Records about charts and figures:
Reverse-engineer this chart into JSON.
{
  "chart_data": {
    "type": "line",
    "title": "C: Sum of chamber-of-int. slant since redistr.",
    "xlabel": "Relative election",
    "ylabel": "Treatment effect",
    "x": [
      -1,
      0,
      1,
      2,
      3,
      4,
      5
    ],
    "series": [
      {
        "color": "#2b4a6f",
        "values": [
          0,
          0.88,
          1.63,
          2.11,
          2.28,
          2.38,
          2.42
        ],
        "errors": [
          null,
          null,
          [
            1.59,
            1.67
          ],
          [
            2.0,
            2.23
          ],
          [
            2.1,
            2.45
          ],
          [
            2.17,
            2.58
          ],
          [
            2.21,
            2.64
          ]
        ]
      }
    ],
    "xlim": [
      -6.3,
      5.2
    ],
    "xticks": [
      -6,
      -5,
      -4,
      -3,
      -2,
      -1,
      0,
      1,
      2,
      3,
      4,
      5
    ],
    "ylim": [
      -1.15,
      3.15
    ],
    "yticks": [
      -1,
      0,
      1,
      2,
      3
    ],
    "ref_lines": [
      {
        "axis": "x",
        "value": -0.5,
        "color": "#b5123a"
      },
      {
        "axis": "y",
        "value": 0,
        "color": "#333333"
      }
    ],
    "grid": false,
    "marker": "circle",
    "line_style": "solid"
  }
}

--

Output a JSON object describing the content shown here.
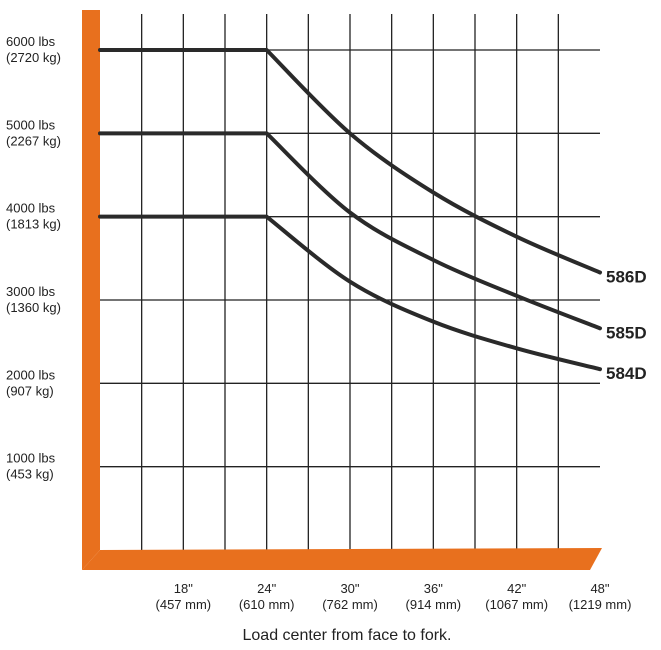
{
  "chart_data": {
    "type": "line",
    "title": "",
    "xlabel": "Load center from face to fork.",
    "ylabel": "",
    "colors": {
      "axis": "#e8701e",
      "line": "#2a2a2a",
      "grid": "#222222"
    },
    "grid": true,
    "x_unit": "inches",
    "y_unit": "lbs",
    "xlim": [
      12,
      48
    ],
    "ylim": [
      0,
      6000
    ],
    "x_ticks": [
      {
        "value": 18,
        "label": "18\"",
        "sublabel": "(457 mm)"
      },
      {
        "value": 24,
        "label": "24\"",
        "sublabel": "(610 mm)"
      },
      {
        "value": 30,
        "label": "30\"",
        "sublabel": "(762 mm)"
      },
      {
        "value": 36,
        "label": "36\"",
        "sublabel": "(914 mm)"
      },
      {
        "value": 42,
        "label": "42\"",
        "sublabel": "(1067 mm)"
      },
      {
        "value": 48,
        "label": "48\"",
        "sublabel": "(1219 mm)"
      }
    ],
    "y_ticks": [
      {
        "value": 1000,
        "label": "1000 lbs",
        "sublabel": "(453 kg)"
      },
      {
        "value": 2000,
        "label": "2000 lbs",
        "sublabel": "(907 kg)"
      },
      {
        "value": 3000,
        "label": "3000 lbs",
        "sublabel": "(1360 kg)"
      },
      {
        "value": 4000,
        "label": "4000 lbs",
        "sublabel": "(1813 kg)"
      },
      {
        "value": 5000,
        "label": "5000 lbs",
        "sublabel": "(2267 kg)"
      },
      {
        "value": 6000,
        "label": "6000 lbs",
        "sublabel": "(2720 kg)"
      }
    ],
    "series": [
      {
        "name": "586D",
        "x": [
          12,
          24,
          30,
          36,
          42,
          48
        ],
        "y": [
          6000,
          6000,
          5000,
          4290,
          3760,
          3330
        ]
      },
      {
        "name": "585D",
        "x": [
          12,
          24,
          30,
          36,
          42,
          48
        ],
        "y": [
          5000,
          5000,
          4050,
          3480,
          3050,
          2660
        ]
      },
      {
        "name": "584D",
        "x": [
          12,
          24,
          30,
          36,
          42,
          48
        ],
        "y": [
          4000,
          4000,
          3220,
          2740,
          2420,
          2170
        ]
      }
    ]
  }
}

==

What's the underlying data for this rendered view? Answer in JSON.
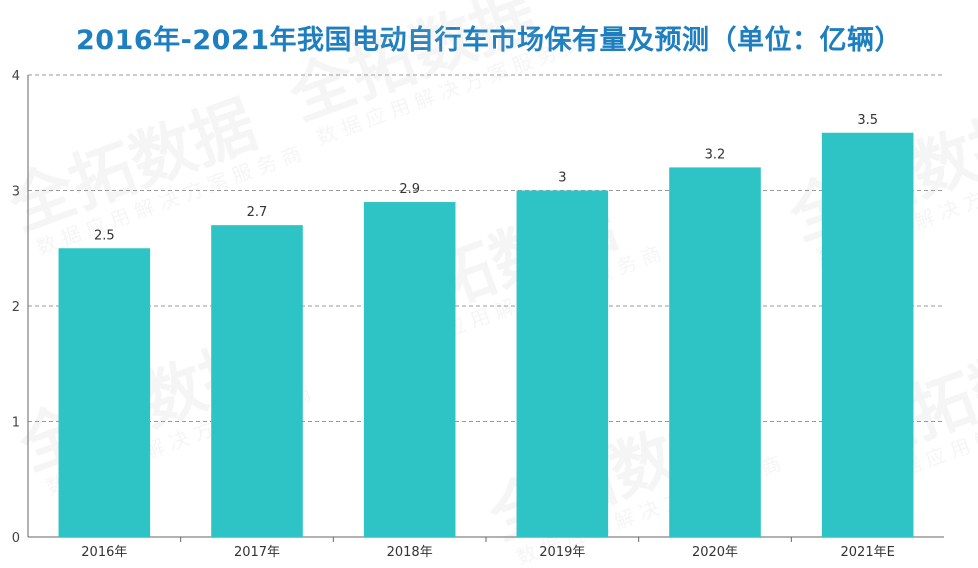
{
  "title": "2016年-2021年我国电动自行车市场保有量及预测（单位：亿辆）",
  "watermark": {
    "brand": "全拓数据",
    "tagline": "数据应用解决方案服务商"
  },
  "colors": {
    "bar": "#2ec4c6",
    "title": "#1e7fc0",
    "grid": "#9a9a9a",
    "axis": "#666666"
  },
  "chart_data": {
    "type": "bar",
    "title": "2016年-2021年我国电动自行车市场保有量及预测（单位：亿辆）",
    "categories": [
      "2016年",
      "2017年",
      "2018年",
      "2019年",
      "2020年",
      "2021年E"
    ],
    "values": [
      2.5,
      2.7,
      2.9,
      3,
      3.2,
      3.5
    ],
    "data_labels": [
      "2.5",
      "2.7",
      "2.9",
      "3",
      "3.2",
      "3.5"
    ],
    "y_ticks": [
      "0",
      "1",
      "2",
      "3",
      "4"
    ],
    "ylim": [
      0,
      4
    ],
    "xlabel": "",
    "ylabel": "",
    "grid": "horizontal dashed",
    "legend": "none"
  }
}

Written exercise :: Look through the material and say how many lines hold "grid". Give the number only.

Final answer :: 5